Aim:
Reply only with how many lines contain the word "concept".

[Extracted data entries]
■ ■ ■ ■ ■ ■ ■

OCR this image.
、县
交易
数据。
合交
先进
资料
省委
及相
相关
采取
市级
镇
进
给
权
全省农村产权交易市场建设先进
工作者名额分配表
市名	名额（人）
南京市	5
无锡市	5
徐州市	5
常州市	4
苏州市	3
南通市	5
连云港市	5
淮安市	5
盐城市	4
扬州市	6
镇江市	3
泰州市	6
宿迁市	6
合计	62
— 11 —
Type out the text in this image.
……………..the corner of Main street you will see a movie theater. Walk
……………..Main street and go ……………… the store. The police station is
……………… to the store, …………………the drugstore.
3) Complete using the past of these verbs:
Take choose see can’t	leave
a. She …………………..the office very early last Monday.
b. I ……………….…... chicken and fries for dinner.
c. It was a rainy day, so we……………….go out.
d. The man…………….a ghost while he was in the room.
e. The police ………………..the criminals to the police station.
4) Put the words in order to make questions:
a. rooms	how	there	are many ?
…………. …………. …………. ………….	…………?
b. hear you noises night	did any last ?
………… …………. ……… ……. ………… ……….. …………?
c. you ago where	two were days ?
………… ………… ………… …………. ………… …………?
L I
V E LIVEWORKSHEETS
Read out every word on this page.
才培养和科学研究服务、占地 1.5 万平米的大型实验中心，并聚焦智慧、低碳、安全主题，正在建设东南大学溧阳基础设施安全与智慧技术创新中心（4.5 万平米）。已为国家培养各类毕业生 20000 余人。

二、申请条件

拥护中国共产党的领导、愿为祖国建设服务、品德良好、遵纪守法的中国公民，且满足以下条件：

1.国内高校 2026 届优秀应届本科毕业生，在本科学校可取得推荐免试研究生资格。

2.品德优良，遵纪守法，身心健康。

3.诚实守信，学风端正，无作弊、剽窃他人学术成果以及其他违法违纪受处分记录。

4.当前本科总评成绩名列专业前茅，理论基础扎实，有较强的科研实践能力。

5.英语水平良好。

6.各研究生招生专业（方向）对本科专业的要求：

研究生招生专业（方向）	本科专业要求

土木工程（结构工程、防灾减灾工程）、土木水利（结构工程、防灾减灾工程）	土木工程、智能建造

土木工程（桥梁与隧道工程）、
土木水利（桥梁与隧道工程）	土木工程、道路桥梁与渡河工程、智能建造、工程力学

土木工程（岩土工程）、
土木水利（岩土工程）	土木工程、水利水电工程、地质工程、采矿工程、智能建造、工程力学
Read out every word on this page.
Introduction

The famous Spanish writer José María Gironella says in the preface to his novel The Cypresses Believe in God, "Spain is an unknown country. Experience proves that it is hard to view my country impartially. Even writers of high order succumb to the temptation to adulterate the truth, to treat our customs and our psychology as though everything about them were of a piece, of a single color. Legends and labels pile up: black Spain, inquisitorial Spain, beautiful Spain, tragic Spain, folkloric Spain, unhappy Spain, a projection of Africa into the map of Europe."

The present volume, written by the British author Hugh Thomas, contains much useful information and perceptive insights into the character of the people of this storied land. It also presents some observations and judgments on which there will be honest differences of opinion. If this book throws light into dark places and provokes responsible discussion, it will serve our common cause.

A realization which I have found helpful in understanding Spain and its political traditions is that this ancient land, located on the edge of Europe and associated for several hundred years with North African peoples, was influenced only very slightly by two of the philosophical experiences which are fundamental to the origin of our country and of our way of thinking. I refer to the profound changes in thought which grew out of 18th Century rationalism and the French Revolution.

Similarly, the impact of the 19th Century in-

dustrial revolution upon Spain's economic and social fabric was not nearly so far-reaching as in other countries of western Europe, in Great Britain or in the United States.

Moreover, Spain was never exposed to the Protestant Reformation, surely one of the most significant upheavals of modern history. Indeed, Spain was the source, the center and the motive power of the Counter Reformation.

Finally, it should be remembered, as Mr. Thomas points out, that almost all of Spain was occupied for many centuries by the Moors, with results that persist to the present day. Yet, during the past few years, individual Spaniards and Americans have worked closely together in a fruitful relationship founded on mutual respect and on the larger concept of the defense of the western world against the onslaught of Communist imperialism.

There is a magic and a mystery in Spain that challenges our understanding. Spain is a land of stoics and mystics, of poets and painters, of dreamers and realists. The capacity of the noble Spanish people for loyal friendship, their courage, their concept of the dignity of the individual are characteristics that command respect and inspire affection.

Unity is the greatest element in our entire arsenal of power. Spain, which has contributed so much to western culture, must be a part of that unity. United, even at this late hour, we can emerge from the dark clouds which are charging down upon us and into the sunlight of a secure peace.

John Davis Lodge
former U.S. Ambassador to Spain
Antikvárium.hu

■ ■ ■ ■ ■ ■ ■

Expected answer:
2